━━━━━ RECORDS FOR THIS TASK

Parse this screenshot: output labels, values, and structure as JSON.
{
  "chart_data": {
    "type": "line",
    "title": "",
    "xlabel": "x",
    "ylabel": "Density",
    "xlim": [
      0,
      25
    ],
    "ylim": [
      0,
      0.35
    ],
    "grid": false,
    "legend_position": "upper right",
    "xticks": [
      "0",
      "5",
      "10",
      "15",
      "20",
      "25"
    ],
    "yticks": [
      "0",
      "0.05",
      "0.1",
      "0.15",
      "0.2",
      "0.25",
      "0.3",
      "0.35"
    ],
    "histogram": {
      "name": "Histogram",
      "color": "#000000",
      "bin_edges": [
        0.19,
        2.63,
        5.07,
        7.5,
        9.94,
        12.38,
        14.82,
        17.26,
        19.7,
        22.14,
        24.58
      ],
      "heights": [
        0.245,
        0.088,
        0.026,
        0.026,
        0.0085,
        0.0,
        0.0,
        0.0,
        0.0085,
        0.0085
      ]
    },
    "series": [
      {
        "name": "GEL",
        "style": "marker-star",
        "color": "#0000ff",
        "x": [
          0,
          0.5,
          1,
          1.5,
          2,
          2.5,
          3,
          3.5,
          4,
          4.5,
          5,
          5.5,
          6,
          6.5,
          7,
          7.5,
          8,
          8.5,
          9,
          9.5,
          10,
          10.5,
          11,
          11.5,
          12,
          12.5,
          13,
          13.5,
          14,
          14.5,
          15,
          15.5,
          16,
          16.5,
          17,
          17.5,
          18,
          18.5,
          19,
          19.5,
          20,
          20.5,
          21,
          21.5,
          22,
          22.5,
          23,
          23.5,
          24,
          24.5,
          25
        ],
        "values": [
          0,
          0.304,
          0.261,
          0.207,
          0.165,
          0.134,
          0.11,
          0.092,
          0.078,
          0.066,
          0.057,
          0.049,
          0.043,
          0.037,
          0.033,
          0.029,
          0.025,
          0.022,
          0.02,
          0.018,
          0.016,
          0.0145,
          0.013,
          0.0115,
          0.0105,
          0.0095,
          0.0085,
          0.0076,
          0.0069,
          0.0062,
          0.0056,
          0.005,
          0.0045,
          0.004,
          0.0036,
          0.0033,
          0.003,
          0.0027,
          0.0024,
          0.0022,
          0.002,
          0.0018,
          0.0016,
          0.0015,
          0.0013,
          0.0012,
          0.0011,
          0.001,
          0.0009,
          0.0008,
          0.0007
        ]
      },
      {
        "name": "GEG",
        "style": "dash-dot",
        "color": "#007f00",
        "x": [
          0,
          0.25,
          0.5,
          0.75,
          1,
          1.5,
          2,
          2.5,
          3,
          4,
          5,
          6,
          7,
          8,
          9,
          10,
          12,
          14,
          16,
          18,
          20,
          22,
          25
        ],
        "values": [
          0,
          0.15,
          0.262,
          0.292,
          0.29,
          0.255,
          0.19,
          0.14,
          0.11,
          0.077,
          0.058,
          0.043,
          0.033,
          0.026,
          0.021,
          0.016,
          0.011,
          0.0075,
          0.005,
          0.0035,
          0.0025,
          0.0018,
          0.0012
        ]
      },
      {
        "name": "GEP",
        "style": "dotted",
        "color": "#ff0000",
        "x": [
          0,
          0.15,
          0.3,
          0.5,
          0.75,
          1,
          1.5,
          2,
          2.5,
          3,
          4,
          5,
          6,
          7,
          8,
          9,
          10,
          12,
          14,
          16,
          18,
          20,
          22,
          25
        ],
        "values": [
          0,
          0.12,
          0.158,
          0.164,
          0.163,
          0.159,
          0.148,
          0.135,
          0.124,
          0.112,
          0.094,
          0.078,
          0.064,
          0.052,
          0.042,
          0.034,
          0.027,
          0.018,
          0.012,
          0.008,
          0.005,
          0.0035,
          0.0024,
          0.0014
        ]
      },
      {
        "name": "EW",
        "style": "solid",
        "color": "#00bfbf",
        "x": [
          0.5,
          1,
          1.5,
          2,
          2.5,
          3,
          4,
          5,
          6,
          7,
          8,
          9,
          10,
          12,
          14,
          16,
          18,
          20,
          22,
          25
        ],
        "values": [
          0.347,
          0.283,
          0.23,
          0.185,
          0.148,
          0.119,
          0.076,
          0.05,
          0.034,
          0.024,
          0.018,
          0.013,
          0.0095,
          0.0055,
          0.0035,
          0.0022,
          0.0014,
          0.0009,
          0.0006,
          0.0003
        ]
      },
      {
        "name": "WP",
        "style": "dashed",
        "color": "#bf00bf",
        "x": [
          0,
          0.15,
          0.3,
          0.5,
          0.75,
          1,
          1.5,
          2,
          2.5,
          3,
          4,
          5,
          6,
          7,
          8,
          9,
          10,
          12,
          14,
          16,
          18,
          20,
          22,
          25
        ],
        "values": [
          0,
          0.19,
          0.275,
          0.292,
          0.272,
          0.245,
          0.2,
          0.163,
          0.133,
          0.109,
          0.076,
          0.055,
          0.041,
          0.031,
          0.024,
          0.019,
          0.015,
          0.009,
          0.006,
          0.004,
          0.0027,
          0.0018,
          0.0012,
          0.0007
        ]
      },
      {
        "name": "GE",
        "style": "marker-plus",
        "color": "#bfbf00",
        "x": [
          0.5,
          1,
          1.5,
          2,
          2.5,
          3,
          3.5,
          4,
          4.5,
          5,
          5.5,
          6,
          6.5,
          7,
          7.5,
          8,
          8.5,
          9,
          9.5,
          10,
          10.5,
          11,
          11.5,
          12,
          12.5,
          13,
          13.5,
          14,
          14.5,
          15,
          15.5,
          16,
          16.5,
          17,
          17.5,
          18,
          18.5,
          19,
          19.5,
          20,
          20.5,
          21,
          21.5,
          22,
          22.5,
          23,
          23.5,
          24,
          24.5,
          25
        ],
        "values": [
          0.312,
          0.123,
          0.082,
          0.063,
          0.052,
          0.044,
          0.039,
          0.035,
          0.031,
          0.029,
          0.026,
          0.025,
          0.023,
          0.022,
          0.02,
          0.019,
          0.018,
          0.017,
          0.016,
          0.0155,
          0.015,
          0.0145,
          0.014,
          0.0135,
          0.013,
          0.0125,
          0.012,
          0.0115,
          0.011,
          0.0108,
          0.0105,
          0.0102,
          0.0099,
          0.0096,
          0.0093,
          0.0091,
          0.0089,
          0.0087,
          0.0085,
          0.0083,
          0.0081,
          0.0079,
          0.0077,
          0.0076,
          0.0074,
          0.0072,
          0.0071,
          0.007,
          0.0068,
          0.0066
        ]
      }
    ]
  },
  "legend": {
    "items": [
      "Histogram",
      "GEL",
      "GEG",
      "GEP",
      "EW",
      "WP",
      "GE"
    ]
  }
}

━━━━━━━━━━

■ WHAT YOU SHOULD DO:
Send back each record exactly as it stands.

■ EXERCISE SOLUTION:
Parse this screenshot: output labels, values, and structure as JSON.
{
  "chart_data": {
    "type": "line",
    "title": "",
    "xlabel": "x",
    "ylabel": "Density",
    "xlim": [
      0,
      25
    ],
    "ylim": [
      0,
      0.35
    ],
    "grid": false,
    "legend_position": "upper right",
    "xticks": [
      "0",
      "5",
      "10",
      "15",
      "20",
      "25"
    ],
    "yticks": [
      "0",
      "0.05",
      "0.1",
      "0.15",
      "0.2",
      "0.25",
      "0.3",
      "0.35"
    ],
    "histogram": {
      "name": "Histogram",
      "color": "#000000",
      "bin_edges": [
        0.19,
        2.63,
        5.07,
        7.5,
        9.94,
        12.38,
        14.82,
        17.26,
        19.7,
        22.14,
        24.58
      ],
      "heights": [
        0.245,
        0.088,
        0.026,
        0.026,
        0.0085,
        0.0,
        0.0,
        0.0,
        0.0085,
        0.0085
      ]
    },
    "series": [
      {
        "name": "GEL",
        "style": "marker-star",
        "color": "#0000ff",
        "x": [
          0,
          0.5,
          1,
          1.5,
          2,
          2.5,
          3,
          3.5,
          4,
          4.5,
          5,
          5.5,
          6,
          6.5,
          7,
          7.5,
          8,
          8.5,
          9,
          9.5,
          10,
          10.5,
          11,
          11.5,
          12,
          12.5,
          13,
          13.5,
          14,
          14.5,
          15,
          15.5,
          16,
          16.5,
          17,
          17.5,
          18,
          18.5,
          19,
          19.5,
          20,
          20.5,
          21,
          21.5,
          22,
          22.5,
          23,
          23.5,
          24,
          24.5,
          25
        ],
        "values": [
          0,
          0.304,
          0.261,
          0.207,
          0.165,
          0.134,
          0.11,
          0.092,
          0.078,
          0.066,
          0.057,
          0.049,
          0.043,
          0.037,
          0.033,
          0.029,
          0.025,
          0.022,
          0.02,
          0.018,
          0.016,
          0.0145,
          0.013,
          0.0115,
          0.0105,
          0.0095,
          0.0085,
          0.0076,
          0.0069,
          0.0062,
          0.0056,
          0.005,
          0.0045,
          0.004,
          0.0036,
          0.0033,
          0.003,
          0.0027,
          0.0024,
          0.0022,
          0.002,
          0.0018,
          0.0016,
          0.0015,
          0.0013,
          0.0012,
          0.0011,
          0.001,
          0.0009,
          0.0008,
          0.0007
        ]
      },
      {
        "name": "GEG",
        "style": "dash-dot",
        "color": "#007f00",
        "x": [
          0,
          0.25,
          0.5,
          0.75,
          1,
          1.5,
          2,
          2.5,
          3,
          4,
          5,
          6,
          7,
          8,
          9,
          10,
          12,
          14,
          16,
          18,
          20,
          22,
          25
        ],
        "values": [
          0,
          0.15,
          0.262,
          0.292,
          0.29,
          0.255,
          0.19,
          0.14,
          0.11,
          0.077,
          0.058,
          0.043,
          0.033,
          0.026,
          0.021,
          0.016,
          0.011,
          0.0075,
          0.005,
          0.0035,
          0.0025,
          0.0018,
          0.0012
        ]
      },
      {
        "name": "GEP",
        "style": "dotted",
        "color": "#ff0000",
        "x": [
          0,
          0.15,
          0.3,
          0.5,
          0.75,
          1,
          1.5,
          2,
          2.5,
          3,
          4,
          5,
          6,
          7,
          8,
          9,
          10,
          12,
          14,
          16,
          18,
          20,
          22,
          25
        ],
        "values": [
          0,
          0.12,
          0.158,
          0.164,
          0.163,
          0.159,
          0.148,
          0.135,
          0.124,
          0.112,
          0.094,
          0.078,
          0.064,
          0.052,
          0.042,
          0.034,
          0.027,
          0.018,
          0.012,
          0.008,
          0.005,
          0.0035,
          0.0024,
          0.0014
        ]
      },
      {
        "name": "EW",
        "style": "solid",
        "color": "#00bfbf",
        "x": [
          0.5,
          1,
          1.5,
          2,
          2.5,
          3,
          4,
          5,
          6,
          7,
          8,
          9,
          10,
          12,
          14,
          16,
          18,
          20,
          22,
          25
        ],
        "values": [
          0.347,
          0.283,
          0.23,
          0.185,
          0.148,
          0.119,
          0.076,
          0.05,
          0.034,
          0.024,
          0.018,
          0.013,
          0.0095,
          0.0055,
          0.0035,
          0.0022,
          0.0014,
          0.0009,
          0.0006,
          0.0003
        ]
      },
      {
        "name": "WP",
        "style": "dashed",
        "color": "#bf00bf",
        "x": [
          0,
          0.15,
          0.3,
          0.5,
          0.75,
          1,
          1.5,
          2,
          2.5,
          3,
          4,
          5,
          6,
          7,
          8,
          9,
          10,
          12,
          14,
          16,
          18,
          20,
          22,
          25
        ],
        "values": [
          0,
          0.19,
          0.275,
          0.292,
          0.272,
          0.245,
          0.2,
          0.163,
          0.133,
          0.109,
          0.076,
          0.055,
          0.041,
          0.031,
          0.024,
          0.019,
          0.015,
          0.009,
          0.006,
          0.004,
          0.0027,
          0.0018,
          0.0012,
          0.0007
        ]
      },
      {
        "name": "GE",
        "style": "marker-plus",
        "color": "#bfbf00",
        "x": [
          0.5,
          1,
          1.5,
          2,
          2.5,
          3,
          3.5,
          4,
          4.5,
          5,
          5.5,
          6,
          6.5,
          7,
          7.5,
          8,
          8.5,
          9,
          9.5,
          10,
          10.5,
          11,
          11.5,
          12,
          12.5,
          13,
          13.5,
          14,
          14.5,
          15,
          15.5,
          16,
          16.5,
          17,
          17.5,
          18,
          18.5,
          19,
          19.5,
          20,
          20.5,
          21,
          21.5,
          22,
          22.5,
          23,
          23.5,
          24,
          24.5,
          25
        ],
        "values": [
          0.312,
          0.123,
          0.082,
          0.063,
          0.052,
          0.044,
          0.039,
          0.035,
          0.031,
          0.029,
          0.026,
          0.025,
          0.023,
          0.022,
          0.02,
          0.019,
          0.018,
          0.017,
          0.016,
          0.0155,
          0.015,
          0.0145,
          0.014,
          0.0135,
          0.013,
          0.0125,
          0.012,
          0.0115,
          0.011,
          0.0108,
          0.0105,
          0.0102,
          0.0099,
          0.0096,
          0.0093,
          0.0091,
          0.0089,
          0.0087,
          0.0085,
          0.0083,
          0.0081,
          0.0079,
          0.0077,
          0.0076,
          0.0074,
          0.0072,
          0.0071,
          0.007,
          0.0068,
          0.0066
        ]
      }
    ]
  },
  "legend": {
    "items": [
      "Histogram",
      "GEL",
      "GEG",
      "GEP",
      "EW",
      "WP",
      "GE"
    ]
  }
}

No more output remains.